> **INPUT ROWS**:
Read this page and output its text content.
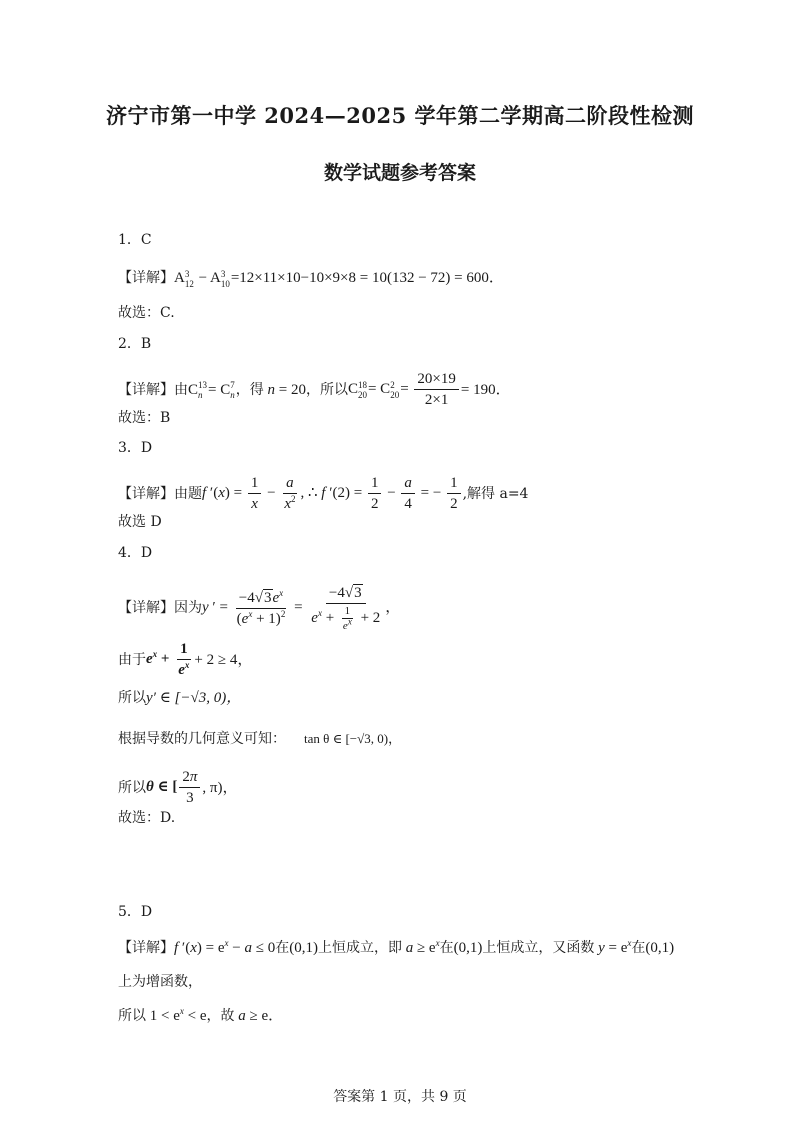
济宁市第一中学 2024—2025 学年第二学期高二阶段性检测
数学试题参考答案
1．C
【详解】 A 3
12 − A 3
10 =12×11×10−10×9×8 = 10(132 − 72) = 600．
故选：C.
2．B
【详解】 由 C 13
n = C 7
n ，得 n = 20 ，所以 C 18
20 = C 2
$20 = \frac{20\times 19}{2\times 1} = 190$．
故选：B
3．D
【详解】 由题 f $'(x) = \frac{1}{x} - \frac{a}{x^2}$ , ∴ f $'(2) = \frac{1}{2} - \frac{a}{4}$ = − $\frac{1}{2}$ ,解得 a=4
故选 D
4．D
【详解】 因为 y ′ = $\frac{-4√3e^x}{(e^x + 1)^2} = \frac{-4√3}{e^x + \frac{1}{e^x} + 2}$ ，
由于 $e^x + \frac{1}{e^x} + 2 \ge 4$，
所以 y′ ∈ [−√3, 0)，
根据导数的几何意义可知： tan θ ∈ [−√3, 0)，
所以 θ ∈ [ $\frac{2\pi}{3}$ , π)，
故选：D.
5．D
【详解】 f $'(x) = e^x - a \le 0$ 在 (0,1) 上恒成立，即 $a \ge e^x$ 在 (0,1) 上恒成立，又函数 $y = e^x$ 在 (0,1)
上为增函数，
所以 $1 < e^x < e$ ，故 a ≥ e．
答案第 1 页，共 9 页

> **AIM OF THE EXERCISE**:
Which lines of the data include "frac"? Copy each of them.

> **RESULT FOR THIS TASK**:
$20 = \frac{20\times 19}{2\times 1} = 190$．
【详解】 由题 f $'(x) = \frac{1}{x} - \frac{a}{x^2}$ , ∴ f $'(2) = \frac{1}{2} - \frac{a}{4}$ = − $\frac{1}{2}$ ,解得 a=4
【详解】 因为 y ′ = $\frac{-4√3e^x}{(e^x + 1)^2} = \frac{-4√3}{e^x + \frac{1}{e^x} + 2}$ ，
由于 $e^x + \frac{1}{e^x} + 2 \ge 4$，
所以 θ ∈ [ $\frac{2\pi}{3}$ , π)，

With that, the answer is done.